MATERIAL FOR THIS TASK -
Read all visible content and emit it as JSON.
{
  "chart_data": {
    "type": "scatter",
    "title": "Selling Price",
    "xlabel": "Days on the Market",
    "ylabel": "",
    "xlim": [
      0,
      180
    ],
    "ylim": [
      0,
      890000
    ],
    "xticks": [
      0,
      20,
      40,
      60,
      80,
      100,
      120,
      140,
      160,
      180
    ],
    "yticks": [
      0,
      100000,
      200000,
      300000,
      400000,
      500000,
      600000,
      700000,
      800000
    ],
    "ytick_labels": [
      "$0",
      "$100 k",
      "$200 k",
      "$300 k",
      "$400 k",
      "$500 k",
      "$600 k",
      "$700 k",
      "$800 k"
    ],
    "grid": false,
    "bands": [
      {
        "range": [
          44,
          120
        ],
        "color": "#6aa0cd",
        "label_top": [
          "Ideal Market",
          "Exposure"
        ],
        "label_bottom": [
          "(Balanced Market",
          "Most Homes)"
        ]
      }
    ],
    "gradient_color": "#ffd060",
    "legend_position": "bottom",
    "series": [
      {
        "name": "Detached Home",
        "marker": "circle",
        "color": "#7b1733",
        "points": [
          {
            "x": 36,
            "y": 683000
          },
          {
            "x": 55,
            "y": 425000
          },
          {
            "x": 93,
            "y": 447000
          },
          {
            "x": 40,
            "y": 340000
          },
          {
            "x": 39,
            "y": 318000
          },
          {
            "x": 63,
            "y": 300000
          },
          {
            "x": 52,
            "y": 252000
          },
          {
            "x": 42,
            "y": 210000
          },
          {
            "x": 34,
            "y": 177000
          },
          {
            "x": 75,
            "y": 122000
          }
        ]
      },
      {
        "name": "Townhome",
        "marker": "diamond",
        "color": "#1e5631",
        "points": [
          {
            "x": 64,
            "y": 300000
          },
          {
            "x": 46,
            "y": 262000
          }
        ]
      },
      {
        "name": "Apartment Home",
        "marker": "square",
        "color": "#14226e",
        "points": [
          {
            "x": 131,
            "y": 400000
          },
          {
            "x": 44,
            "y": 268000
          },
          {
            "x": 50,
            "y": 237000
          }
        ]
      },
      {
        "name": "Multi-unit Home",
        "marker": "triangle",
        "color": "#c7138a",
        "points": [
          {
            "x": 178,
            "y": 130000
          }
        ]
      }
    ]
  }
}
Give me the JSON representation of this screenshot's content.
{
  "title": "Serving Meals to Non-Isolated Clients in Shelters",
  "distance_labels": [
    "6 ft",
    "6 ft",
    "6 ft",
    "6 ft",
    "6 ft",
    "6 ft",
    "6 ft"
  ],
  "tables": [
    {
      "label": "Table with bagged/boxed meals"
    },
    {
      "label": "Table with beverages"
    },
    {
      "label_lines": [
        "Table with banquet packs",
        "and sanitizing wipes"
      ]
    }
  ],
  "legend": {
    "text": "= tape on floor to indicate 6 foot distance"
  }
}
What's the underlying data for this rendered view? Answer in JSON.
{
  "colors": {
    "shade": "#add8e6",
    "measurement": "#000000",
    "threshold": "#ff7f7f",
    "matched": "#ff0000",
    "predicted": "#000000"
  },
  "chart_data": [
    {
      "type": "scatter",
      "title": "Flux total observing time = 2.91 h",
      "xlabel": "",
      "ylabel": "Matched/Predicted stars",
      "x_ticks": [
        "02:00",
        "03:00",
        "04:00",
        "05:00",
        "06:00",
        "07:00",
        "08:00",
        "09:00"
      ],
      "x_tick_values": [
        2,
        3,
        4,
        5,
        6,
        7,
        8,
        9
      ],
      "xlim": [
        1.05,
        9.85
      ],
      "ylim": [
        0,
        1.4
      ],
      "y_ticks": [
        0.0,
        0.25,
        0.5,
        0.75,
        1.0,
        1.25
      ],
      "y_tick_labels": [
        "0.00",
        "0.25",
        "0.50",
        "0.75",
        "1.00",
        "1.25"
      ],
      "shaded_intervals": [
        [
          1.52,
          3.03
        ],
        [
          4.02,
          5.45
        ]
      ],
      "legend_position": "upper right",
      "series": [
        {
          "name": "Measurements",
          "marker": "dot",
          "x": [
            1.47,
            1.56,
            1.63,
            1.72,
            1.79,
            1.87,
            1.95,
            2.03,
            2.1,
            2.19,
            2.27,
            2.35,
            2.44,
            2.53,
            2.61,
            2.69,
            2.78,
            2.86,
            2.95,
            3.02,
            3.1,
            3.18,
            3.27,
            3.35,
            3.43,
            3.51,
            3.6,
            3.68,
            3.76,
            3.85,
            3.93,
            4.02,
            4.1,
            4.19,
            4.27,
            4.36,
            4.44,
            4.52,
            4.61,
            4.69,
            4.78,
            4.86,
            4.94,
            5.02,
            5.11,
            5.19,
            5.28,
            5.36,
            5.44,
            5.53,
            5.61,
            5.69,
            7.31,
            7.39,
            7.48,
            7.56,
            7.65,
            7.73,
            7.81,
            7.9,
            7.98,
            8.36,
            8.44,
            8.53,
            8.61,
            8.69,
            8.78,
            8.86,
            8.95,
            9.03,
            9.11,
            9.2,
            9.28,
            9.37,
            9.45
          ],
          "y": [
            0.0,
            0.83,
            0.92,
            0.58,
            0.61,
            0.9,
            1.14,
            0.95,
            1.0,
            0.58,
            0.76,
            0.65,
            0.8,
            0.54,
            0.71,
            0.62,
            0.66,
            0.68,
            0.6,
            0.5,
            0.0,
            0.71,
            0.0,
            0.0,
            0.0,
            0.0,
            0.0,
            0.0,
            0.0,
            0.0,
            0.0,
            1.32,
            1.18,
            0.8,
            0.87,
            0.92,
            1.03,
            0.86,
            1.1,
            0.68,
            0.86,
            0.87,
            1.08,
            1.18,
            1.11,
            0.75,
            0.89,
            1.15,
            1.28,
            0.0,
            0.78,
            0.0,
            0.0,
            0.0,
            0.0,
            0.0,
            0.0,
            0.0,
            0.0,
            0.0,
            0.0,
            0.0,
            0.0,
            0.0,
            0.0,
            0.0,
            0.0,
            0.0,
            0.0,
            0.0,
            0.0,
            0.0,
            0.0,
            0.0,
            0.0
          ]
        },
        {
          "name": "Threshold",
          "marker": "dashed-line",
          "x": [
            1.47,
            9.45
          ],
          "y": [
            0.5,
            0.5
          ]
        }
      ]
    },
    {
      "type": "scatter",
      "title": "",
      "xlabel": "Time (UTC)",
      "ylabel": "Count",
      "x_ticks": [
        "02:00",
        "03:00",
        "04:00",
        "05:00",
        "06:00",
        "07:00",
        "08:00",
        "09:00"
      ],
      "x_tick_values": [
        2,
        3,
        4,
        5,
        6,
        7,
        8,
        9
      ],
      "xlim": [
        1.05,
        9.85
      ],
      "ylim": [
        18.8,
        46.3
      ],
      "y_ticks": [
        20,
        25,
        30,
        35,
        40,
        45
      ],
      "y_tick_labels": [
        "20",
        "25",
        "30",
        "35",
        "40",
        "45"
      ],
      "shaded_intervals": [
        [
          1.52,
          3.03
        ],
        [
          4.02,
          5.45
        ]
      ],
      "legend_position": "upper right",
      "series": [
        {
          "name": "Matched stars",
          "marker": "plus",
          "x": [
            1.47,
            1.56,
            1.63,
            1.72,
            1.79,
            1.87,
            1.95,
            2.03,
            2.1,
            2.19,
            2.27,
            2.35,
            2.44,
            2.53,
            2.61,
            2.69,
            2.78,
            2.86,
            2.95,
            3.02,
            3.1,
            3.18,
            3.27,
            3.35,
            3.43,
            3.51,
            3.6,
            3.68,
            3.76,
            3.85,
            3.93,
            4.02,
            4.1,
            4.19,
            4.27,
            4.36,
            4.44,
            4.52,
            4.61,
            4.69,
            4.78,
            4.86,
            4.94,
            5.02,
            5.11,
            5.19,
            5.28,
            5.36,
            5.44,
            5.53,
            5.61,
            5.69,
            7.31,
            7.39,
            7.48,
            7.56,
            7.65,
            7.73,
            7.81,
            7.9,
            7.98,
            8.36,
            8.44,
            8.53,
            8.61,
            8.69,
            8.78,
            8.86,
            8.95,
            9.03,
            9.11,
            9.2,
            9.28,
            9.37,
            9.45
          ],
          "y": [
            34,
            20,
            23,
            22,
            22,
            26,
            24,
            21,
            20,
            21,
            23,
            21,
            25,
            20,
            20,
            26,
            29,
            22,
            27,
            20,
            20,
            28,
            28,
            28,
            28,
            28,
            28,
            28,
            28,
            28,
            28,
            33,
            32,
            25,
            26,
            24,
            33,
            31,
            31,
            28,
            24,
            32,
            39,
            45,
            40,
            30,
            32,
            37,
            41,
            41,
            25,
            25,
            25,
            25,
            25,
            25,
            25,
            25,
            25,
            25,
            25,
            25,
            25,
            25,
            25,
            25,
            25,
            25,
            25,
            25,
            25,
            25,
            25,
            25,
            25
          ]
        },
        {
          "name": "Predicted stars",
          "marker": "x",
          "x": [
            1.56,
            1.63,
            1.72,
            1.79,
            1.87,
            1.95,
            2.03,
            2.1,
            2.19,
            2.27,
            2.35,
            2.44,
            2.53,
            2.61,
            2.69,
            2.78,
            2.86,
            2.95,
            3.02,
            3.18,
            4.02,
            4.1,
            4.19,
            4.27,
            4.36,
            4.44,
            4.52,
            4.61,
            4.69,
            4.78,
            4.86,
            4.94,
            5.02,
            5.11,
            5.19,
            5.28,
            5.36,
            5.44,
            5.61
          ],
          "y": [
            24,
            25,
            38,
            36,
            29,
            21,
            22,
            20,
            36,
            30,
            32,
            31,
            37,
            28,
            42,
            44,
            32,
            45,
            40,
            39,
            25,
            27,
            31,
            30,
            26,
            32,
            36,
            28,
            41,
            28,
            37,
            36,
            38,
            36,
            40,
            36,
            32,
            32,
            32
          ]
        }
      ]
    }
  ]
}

TASK DETAILS -
Return all lines containing the word "name".

OUTPUT FOR THIS EXERCISE -
        "name": "Detached Home",
        "name": "Townhome",
        "name": "Apartment Home",
        "name": "Multi-unit Home",
          "name": "Measurements",
          "name": "Threshold",
          "name": "Matched stars",
          "name": "Predicted stars",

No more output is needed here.